====== Selected extract

I think you're doing great though.

You're definitely on the right track.

Thanks, Rhoda.

[sad music] [paper crumpling]

Yeah.

Don't show this part.

I just don't think it's gonna work.

I think this whole thing is a huge waste of time.

It's so hard.

Don't show this part.

Amiel, do you wanna trade?

Can we trade?

Do you wanna smell like this?

It's not that bad.

Ugh.

So, where are you at right now?

What's going on?

You seem discouraged some.

I have no, I have nothing to show you.

It's just one failed batch after another.

What are you doing wrong?

I couldn't even tell you.

Oh.

[laughing]

I'm so sick of eating steak,

it's so great to have a little fruit.

There you go, you're gonna feel great.

Okay, I will trade.

[Claire] Really?

You can go in there and fry a steak.

Can we, can I try it?

Let's see what happens.

Okay. Yeah.

What, wait, oh you're on deep fry?

I don't really wanna do that.

What's the next one?

Perfect?| Now we're married.

Life's little ah.

All right, we're trading. We're trading places.

Amiel for Claire.

Yes. They're trading.

[Claire] Yeah, there you go.

[Director] And action.

[Amiel] It's helpful to talk to yourself

while it's happening--

Okay I'm a lefty too, so they're gonna know.

Oil.

It goes straight in there.

[Claire] Right ready?

[Amiel] Yeah.

[Claire] Oh God, oh God.

Gotta do a thumbs up.

Thumbs up?

Okay, ready?

Feel perky. Yeah.

[Claire] It's hot over there.

Thank you.

Thank you.

[Amiel] How are you feeling emotionally?

I'm feeling like breaks are very important

when you hit a roadblock and it was good to go over there

and Amiel for five minutes,

but then I came back here and still don't wanna do it

so, it didn't really help.

============
====== Provided records

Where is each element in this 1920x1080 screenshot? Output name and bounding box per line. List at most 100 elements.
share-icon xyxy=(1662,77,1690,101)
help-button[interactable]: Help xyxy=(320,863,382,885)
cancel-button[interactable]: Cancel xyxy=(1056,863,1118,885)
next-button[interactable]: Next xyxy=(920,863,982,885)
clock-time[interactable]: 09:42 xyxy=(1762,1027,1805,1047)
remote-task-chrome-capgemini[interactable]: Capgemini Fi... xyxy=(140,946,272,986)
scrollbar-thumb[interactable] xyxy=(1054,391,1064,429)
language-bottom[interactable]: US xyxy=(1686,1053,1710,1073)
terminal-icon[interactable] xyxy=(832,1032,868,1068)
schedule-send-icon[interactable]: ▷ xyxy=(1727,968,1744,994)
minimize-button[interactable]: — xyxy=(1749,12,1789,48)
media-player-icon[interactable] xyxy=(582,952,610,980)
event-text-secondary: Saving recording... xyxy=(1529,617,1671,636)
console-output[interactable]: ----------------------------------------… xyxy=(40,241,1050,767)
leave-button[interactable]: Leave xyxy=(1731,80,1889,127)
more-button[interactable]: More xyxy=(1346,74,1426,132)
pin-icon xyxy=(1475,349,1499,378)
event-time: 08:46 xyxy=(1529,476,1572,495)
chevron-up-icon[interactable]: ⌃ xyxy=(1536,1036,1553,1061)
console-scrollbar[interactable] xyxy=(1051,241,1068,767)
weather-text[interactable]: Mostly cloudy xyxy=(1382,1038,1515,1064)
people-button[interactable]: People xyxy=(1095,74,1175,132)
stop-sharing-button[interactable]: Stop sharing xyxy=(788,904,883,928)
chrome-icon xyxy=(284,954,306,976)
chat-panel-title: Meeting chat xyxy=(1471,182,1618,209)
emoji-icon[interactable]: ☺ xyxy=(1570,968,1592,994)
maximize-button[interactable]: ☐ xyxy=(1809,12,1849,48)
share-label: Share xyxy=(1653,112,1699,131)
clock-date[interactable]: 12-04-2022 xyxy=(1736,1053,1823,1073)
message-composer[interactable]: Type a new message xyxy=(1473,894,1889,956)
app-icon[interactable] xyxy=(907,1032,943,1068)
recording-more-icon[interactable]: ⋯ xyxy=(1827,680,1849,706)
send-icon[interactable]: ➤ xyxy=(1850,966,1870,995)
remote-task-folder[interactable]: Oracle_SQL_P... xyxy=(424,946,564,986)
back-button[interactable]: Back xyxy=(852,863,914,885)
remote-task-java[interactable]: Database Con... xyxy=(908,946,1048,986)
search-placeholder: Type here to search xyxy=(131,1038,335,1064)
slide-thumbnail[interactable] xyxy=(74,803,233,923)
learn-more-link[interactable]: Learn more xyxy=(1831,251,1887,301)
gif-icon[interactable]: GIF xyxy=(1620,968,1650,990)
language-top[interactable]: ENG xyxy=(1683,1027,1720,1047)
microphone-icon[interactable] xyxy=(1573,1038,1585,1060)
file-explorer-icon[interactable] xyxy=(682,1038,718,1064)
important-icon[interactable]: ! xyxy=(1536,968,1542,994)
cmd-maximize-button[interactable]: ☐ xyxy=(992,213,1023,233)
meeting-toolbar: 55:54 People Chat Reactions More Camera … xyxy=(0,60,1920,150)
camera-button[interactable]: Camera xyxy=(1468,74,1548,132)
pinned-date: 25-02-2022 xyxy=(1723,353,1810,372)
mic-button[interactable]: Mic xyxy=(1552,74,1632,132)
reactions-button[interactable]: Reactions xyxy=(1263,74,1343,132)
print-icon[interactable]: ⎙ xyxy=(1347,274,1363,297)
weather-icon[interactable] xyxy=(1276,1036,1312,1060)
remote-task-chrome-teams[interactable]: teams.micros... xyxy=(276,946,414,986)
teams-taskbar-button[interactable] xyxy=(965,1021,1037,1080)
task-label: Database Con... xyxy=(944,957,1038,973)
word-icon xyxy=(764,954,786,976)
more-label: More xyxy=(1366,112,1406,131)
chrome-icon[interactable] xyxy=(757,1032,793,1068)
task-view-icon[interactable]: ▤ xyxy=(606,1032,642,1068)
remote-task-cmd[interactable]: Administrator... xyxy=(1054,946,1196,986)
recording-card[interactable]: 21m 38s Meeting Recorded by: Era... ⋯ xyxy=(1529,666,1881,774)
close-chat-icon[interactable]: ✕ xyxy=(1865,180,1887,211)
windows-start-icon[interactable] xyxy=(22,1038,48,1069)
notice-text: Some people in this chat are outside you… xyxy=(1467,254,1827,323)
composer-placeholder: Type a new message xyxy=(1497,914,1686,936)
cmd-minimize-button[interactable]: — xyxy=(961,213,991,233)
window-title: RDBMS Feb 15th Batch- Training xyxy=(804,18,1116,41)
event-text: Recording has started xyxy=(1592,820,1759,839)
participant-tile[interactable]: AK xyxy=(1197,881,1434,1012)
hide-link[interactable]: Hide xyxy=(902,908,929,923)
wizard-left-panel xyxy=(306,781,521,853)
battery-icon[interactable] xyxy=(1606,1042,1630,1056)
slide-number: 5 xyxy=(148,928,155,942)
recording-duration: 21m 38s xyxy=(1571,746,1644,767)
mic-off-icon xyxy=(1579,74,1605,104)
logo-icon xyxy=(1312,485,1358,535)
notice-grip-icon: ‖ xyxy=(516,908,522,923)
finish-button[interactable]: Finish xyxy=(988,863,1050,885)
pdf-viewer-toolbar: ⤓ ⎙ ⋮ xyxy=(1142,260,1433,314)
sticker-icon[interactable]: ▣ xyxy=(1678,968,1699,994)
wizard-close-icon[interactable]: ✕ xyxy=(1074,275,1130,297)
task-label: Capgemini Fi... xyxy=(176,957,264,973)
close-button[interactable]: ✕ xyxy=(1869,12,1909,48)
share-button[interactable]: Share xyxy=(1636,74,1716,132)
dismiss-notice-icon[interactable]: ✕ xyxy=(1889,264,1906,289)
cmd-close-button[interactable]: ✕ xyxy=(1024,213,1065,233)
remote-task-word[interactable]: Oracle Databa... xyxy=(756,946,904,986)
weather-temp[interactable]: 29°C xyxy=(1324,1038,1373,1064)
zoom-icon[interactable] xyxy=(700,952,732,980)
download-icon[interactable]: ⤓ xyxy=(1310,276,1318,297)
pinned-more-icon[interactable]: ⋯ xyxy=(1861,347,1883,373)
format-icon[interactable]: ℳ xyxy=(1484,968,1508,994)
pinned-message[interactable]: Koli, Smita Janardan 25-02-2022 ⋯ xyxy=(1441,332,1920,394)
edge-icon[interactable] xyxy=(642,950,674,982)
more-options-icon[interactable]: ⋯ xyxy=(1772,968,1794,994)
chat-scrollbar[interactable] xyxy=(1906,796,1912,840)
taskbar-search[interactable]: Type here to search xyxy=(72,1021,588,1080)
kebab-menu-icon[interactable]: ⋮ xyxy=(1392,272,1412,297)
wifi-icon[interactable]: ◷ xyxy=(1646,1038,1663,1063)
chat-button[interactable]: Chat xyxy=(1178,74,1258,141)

============

▶ The exercise:
Write the next several lines of the kitchen video transcript above, picking up after its last line.

▶ Response to this task:
The texture is so wrong with pureed citrus,

it's like, maybe that's just not the way to go.

I think I have to just scrap this plan,

even though I did spend two days cooking citrus.

And try a version, I don't know.

Try a version of just juice.

Just lemon juice.

I have limes here already cut, I might as well try limes.

So maybe what I'll do is juice apple jelly,

sugar, corn syrup.

Let's start at 240 and we can always increase.

Okay, I'm gonna try to pour this out onto the parchment.

Certainly the texture is smooth.

I'm gonna slide it onto a tray and put it in the fridge.

I feel good about that actually.

Right, look at this mixture.

It's definitely different than before.

I mean, this is the opposite of the problem I was having.

This has a dramatic sort of pull texture.

We'll try pectin.

I had kind of forgotten what that texture

of stretchy sugar is like and it's not what we're going for.

I made a cinnamon role.

[laughing]

let's see that goo.

No.

The goo is still goo.

[Man] You said you were optimistic about this.

Okay, well after nearly a week in the fridge,

it has not firmed up at all.

It's still mush.

I don't wanna do this again.

I don't, don't send it back.

I don't wanna look at it.

This new method, using mostly sugar and corn syrup,

but then also gelatin and pectin, in combination,

it sounds like a generally sound method to me,

but it does involve drying them,

and some of the resources I read said,

you can do that in a dehydrator, so we'll try that

and we're also gonna try the grain alcohol idea

to really dehydrate the outer coating.

What's not ideal about this method is

that it does rely on flavoring agents,

like flavoring oils, and not a more natural,

fruit derived flavor.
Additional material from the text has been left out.